**Written request**. Don't copy the pictures; return every other part of the records exactly.

**Extracted entries**.
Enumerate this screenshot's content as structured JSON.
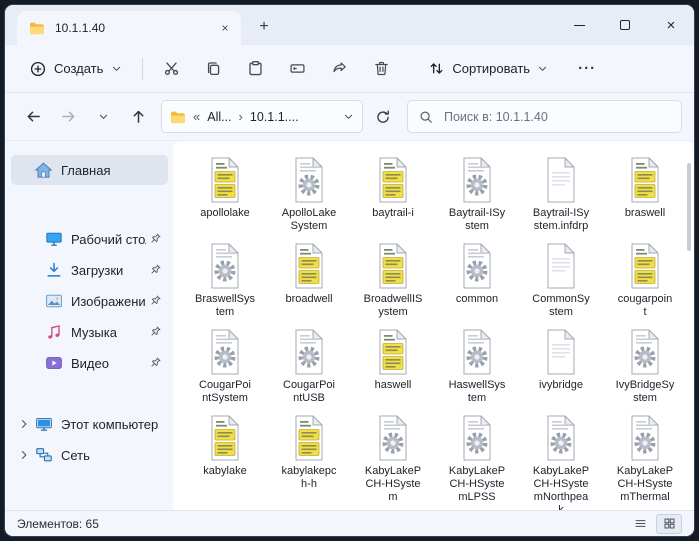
{
  "glyphs": {
    "close": "×",
    "tab_close": "×",
    "new_tab": "+"
  },
  "tab_bar": {
    "tab_title": "10.1.1.40"
  },
  "toolbar": {
    "new_label": "Создать",
    "icons": [
      "cut",
      "copy",
      "paste",
      "rename",
      "share",
      "delete"
    ],
    "sort_label": "Сортировать",
    "more_label": "···"
  },
  "address_bar": {
    "breadcrumb": {
      "overflow": "«",
      "segment1": "All...",
      "separator": "›",
      "segment2": "10.1.1...."
    },
    "search_placeholder": "Поиск в: 10.1.1.40"
  },
  "sidebar": {
    "items": [
      {
        "id": "home",
        "label": "Главная",
        "icon": "home",
        "selected": true
      },
      {
        "id": "desktop",
        "label": "Рабочий стол",
        "icon": "desktop",
        "pinned": true,
        "indent": true,
        "gap_before": 38
      },
      {
        "id": "downloads",
        "label": "Загрузки",
        "icon": "downloads",
        "pinned": true,
        "indent": true
      },
      {
        "id": "pictures",
        "label": "Изображения",
        "icon": "pictures",
        "pinned": true,
        "indent": true
      },
      {
        "id": "music",
        "label": "Музыка",
        "icon": "music",
        "pinned": true,
        "indent": true
      },
      {
        "id": "videos",
        "label": "Видео",
        "icon": "videos",
        "pinned": true,
        "indent": true
      },
      {
        "id": "computer",
        "label": "Этот компьютер",
        "icon": "computer",
        "expandable": true,
        "gap_before": 30
      },
      {
        "id": "network",
        "label": "Сеть",
        "icon": "network",
        "expandable": true
      }
    ]
  },
  "files": [
    {
      "name": "apollolake",
      "type": "inf",
      "lines": [
        "apollolake"
      ]
    },
    {
      "name": "ApolloLakeSystem",
      "type": "system",
      "lines": [
        "ApolloLake",
        "System"
      ]
    },
    {
      "name": "baytrail-i",
      "type": "inf",
      "lines": [
        "baytrail-i"
      ]
    },
    {
      "name": "Baytrail-ISystem",
      "type": "system",
      "lines": [
        "Baytrail-ISy",
        "stem"
      ]
    },
    {
      "name": "Baytrail-ISystem.infdrp",
      "type": "doc",
      "lines": [
        "Baytrail-ISy",
        "stem.infdrp"
      ]
    },
    {
      "name": "braswell",
      "type": "inf",
      "lines": [
        "braswell"
      ]
    },
    {
      "name": "BraswellSystem",
      "type": "system",
      "lines": [
        "BraswellSys",
        "tem"
      ]
    },
    {
      "name": "broadwell",
      "type": "inf",
      "lines": [
        "broadwell"
      ]
    },
    {
      "name": "BroadwellISystem",
      "type": "inf",
      "lines": [
        "BroadwellIS",
        "ystem"
      ]
    },
    {
      "name": "common",
      "type": "system",
      "lines": [
        "common"
      ]
    },
    {
      "name": "CommonSystem",
      "type": "doc",
      "lines": [
        "CommonSy",
        "stem"
      ]
    },
    {
      "name": "cougarpoint",
      "type": "inf",
      "lines": [
        "cougarpoin",
        "t"
      ]
    },
    {
      "name": "CougarPointSystem",
      "type": "system",
      "lines": [
        "CougarPoi",
        "ntSystem"
      ]
    },
    {
      "name": "CougarPointUSB",
      "type": "system",
      "lines": [
        "CougarPoi",
        "ntUSB"
      ]
    },
    {
      "name": "haswell",
      "type": "inf",
      "lines": [
        "haswell"
      ]
    },
    {
      "name": "HaswellSystem",
      "type": "system",
      "lines": [
        "HaswellSys",
        "tem"
      ]
    },
    {
      "name": "ivybridge",
      "type": "doc",
      "lines": [
        "ivybridge"
      ]
    },
    {
      "name": "IvyBridgeSystem",
      "type": "system",
      "lines": [
        "IvyBridgeSy",
        "stem"
      ]
    },
    {
      "name": "kabylake",
      "type": "inf",
      "lines": [
        "kabylake"
      ]
    },
    {
      "name": "kabylakepch-h",
      "type": "inf",
      "lines": [
        "kabylakepc",
        "h-h"
      ]
    },
    {
      "name": "KabyLakePCH-HSystem",
      "type": "system",
      "lines": [
        "KabyLakeP",
        "CH-HSyste",
        "m"
      ]
    },
    {
      "name": "KabyLakePCH-HSystemLPSS",
      "type": "system",
      "lines": [
        "KabyLakeP",
        "CH-HSyste",
        "mLPSS"
      ]
    },
    {
      "name": "KabyLakePCH-HSystemNorthpeak",
      "type": "system",
      "lines": [
        "KabyLakeP",
        "CH-HSyste",
        "mNorthpea",
        "k"
      ]
    },
    {
      "name": "KabyLakePCH-HSystemThermal",
      "type": "system",
      "lines": [
        "KabyLakeP",
        "CH-HSyste",
        "mThermal"
      ]
    }
  ],
  "status_bar": {
    "items_count": "Элементов: 65"
  },
  "colors": {
    "folder_yellow": "#ffc843",
    "selection_bg": "#dfe5ef",
    "accent_blue": "#2f8fdd",
    "inf_yellow": "#f2de46"
  }
}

**Written answer**.
Enumerate this screenshot's content as structured JSON.
{
  "glyphs": {
    "close": "×",
    "tab_close": "×",
    "new_tab": "+"
  },
  "tab_bar": {
    "tab_title": "10.1.1.40"
  },
  "toolbar": {
    "new_label": "Создать",
    "icons": [
      "cut",
      "copy",
      "paste",
      "rename",
      "share",
      "delete"
    ],
    "sort_label": "Сортировать",
    "more_label": "···"
  },
  "address_bar": {
    "breadcrumb": {
      "overflow": "«",
      "segment1": "All...",
      "separator": "›",
      "segment2": "10.1.1...."
    },
    "search_placeholder": "Поиск в: 10.1.1.40"
  },
  "sidebar": {
    "items": [
      {
        "id": "home",
        "label": "Главная",
        "icon": "home",
        "selected": true
      },
      {
        "id": "desktop",
        "label": "Рабочий стол",
        "icon": "desktop",
        "pinned": true,
        "indent": true,
        "gap_before": 38
      },
      {
        "id": "downloads",
        "label": "Загрузки",
        "icon": "downloads",
        "pinned": true,
        "indent": true
      },
      {
        "id": "pictures",
        "label": "Изображения",
        "icon": "pictures",
        "pinned": true,
        "indent": true
      },
      {
        "id": "music",
        "label": "Музыка",
        "icon": "music",
        "pinned": true,
        "indent": true
      },
      {
        "id": "videos",
        "label": "Видео",
        "icon": "videos",
        "pinned": true,
        "indent": true
      },
      {
        "id": "computer",
        "label": "Этот компьютер",
        "icon": "computer",
        "expandable": true,
        "gap_before": 30
      },
      {
        "id": "network",
        "label": "Сеть",
        "icon": "network",
        "expandable": true
      }
    ]
  },
  "files": [
    {
      "name": "apollolake",
      "type": "inf",
      "lines": [
        "apollolake"
      ]
    },
    {
      "name": "ApolloLakeSystem",
      "type": "system",
      "lines": [
        "ApolloLake",
        "System"
      ]
    },
    {
      "name": "baytrail-i",
      "type": "inf",
      "lines": [
        "baytrail-i"
      ]
    },
    {
      "name": "Baytrail-ISystem",
      "type": "system",
      "lines": [
        "Baytrail-ISy",
        "stem"
      ]
    },
    {
      "name": "Baytrail-ISystem.infdrp",
      "type": "doc",
      "lines": [
        "Baytrail-ISy",
        "stem.infdrp"
      ]
    },
    {
      "name": "braswell",
      "type": "inf",
      "lines": [
        "braswell"
      ]
    },
    {
      "name": "BraswellSystem",
      "type": "system",
      "lines": [
        "BraswellSys",
        "tem"
      ]
    },
    {
      "name": "broadwell",
      "type": "inf",
      "lines": [
        "broadwell"
      ]
    },
    {
      "name": "BroadwellISystem",
      "type": "inf",
      "lines": [
        "BroadwellIS",
        "ystem"
      ]
    },
    {
      "name": "common",
      "type": "system",
      "lines": [
        "common"
      ]
    },
    {
      "name": "CommonSystem",
      "type": "doc",
      "lines": [
        "CommonSy",
        "stem"
      ]
    },
    {
      "name": "cougarpoint",
      "type": "inf",
      "lines": [
        "cougarpoin",
        "t"
      ]
    },
    {
      "name": "CougarPointSystem",
      "type": "system",
      "lines": [
        "CougarPoi",
        "ntSystem"
      ]
    },
    {
      "name": "CougarPointUSB",
      "type": "system",
      "lines": [
        "CougarPoi",
        "ntUSB"
      ]
    },
    {
      "name": "haswell",
      "type": "inf",
      "lines": [
        "haswell"
      ]
    },
    {
      "name": "HaswellSystem",
      "type": "system",
      "lines": [
        "HaswellSys",
        "tem"
      ]
    },
    {
      "name": "ivybridge",
      "type": "doc",
      "lines": [
        "ivybridge"
      ]
    },
    {
      "name": "IvyBridgeSystem",
      "type": "system",
      "lines": [
        "IvyBridgeSy",
        "stem"
      ]
    },
    {
      "name": "kabylake",
      "type": "inf",
      "lines": [
        "kabylake"
      ]
    },
    {
      "name": "kabylakepch-h",
      "type": "inf",
      "lines": [
        "kabylakepc",
        "h-h"
      ]
    },
    {
      "name": "KabyLakePCH-HSystem",
      "type": "system",
      "lines": [
        "KabyLakeP",
        "CH-HSyste",
        "m"
      ]
    },
    {
      "name": "KabyLakePCH-HSystemLPSS",
      "type": "system",
      "lines": [
        "KabyLakeP",
        "CH-HSyste",
        "mLPSS"
      ]
    },
    {
      "name": "KabyLakePCH-HSystemNorthpeak",
      "type": "system",
      "lines": [
        "KabyLakeP",
        "CH-HSyste",
        "mNorthpea",
        "k"
      ]
    },
    {
      "name": "KabyLakePCH-HSystemThermal",
      "type": "system",
      "lines": [
        "KabyLakeP",
        "CH-HSyste",
        "mThermal"
      ]
    }
  ],
  "status_bar": {
    "items_count": "Элементов: 65"
  },
  "colors": {
    "folder_yellow": "#ffc843",
    "selection_bg": "#dfe5ef",
    "accent_blue": "#2f8fdd",
    "inf_yellow": "#f2de46"
  }
}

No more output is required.